:: What you have to do ::
Your task is to copy every line of the entries that contains "distance".

=== Stored data ===

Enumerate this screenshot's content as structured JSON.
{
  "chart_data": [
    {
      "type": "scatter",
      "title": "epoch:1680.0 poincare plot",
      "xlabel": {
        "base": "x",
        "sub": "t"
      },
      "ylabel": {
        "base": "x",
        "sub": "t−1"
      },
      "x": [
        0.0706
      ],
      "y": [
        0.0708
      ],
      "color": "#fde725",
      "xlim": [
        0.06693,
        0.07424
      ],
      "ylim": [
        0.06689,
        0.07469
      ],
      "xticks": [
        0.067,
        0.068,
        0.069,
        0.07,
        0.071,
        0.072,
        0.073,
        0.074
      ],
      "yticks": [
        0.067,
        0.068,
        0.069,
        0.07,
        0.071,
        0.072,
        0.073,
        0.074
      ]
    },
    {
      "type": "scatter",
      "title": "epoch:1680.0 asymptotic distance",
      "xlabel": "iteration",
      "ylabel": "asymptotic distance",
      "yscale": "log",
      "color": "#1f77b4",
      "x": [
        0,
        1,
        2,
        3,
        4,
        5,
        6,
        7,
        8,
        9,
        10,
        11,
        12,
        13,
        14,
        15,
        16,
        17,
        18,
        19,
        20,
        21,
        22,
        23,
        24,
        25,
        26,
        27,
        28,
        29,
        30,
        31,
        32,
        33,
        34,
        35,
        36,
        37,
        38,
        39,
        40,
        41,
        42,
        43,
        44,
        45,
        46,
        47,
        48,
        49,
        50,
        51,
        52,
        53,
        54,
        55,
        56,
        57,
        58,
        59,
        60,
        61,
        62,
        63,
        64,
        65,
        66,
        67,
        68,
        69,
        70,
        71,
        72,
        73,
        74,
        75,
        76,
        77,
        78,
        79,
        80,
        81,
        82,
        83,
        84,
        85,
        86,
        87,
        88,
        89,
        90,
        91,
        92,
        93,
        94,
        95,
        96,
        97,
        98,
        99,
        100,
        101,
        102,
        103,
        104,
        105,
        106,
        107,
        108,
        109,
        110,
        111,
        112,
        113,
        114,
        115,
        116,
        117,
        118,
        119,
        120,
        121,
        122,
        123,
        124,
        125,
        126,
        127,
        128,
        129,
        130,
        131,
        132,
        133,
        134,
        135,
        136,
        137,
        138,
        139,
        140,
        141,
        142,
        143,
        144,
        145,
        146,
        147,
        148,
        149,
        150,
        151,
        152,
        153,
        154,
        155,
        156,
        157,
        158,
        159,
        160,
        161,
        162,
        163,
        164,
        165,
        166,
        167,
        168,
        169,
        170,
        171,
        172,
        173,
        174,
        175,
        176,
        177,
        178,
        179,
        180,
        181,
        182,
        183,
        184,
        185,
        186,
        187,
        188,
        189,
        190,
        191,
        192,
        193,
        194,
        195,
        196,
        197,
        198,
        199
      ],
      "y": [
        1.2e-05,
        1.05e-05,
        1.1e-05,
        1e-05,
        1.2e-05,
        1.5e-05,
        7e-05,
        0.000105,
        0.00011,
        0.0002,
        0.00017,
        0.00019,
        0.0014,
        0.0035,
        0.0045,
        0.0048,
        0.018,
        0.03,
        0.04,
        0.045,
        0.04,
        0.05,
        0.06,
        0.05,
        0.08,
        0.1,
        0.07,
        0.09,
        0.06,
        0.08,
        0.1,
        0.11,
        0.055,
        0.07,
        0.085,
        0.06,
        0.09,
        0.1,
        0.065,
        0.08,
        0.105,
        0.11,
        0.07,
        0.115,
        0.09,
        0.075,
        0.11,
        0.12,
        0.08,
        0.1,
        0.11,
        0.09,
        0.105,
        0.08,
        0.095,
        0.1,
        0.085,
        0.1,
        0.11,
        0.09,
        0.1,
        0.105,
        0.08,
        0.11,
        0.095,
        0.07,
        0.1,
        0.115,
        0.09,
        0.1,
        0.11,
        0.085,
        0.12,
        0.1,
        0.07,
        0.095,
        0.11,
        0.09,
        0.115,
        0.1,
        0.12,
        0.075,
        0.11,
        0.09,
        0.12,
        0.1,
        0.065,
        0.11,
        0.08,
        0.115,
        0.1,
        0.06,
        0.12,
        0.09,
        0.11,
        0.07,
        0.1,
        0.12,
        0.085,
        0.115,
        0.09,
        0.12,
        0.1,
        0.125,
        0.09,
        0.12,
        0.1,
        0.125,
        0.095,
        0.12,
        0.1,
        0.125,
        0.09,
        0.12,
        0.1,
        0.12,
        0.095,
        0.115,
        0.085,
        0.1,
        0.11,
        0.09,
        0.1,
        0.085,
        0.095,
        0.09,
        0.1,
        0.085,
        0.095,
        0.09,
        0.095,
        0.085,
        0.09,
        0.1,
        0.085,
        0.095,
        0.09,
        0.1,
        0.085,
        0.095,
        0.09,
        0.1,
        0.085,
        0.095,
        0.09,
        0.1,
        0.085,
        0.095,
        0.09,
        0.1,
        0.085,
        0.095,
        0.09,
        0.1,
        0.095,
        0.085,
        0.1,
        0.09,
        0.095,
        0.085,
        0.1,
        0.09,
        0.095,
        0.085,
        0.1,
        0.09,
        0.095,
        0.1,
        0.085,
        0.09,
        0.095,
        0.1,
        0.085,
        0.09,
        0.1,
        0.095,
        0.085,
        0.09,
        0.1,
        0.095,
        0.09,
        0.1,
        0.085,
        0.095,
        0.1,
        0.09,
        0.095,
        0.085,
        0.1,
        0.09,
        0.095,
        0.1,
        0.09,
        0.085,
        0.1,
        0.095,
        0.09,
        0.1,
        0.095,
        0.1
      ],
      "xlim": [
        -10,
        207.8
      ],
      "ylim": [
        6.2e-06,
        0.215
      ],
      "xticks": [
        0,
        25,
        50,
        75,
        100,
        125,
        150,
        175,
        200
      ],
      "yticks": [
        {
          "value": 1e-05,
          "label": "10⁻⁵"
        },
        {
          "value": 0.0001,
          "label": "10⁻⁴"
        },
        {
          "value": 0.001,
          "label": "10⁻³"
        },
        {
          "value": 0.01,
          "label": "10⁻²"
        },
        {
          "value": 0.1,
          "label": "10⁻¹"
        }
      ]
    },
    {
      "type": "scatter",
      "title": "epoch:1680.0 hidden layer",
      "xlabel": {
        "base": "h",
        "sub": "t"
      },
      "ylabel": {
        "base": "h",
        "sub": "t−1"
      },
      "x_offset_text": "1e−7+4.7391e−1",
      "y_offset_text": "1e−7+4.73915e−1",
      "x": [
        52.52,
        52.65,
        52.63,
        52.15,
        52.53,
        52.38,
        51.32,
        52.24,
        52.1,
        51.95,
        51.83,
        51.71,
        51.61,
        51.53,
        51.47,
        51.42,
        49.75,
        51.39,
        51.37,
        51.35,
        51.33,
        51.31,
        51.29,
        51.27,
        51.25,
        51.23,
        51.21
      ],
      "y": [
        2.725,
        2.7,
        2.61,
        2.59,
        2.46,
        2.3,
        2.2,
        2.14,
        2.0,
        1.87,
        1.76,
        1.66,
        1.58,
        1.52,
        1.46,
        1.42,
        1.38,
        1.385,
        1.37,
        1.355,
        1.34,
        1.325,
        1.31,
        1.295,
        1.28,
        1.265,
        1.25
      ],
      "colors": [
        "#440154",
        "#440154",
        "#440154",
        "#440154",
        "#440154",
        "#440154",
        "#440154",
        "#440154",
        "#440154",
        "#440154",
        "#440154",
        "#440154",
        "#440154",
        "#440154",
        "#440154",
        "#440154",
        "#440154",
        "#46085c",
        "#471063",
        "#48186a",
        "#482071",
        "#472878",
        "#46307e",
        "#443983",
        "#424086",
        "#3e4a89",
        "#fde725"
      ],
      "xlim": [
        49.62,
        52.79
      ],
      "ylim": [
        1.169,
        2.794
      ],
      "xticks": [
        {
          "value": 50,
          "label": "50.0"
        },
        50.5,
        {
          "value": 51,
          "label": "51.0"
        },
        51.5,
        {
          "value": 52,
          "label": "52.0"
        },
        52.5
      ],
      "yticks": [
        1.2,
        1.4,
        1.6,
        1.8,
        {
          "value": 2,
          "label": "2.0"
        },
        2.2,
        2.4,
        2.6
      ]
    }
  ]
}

===

:: Result of this task ::
      "title": "epoch:1680.0 asymptotic distance",
      "ylabel": "asymptotic distance",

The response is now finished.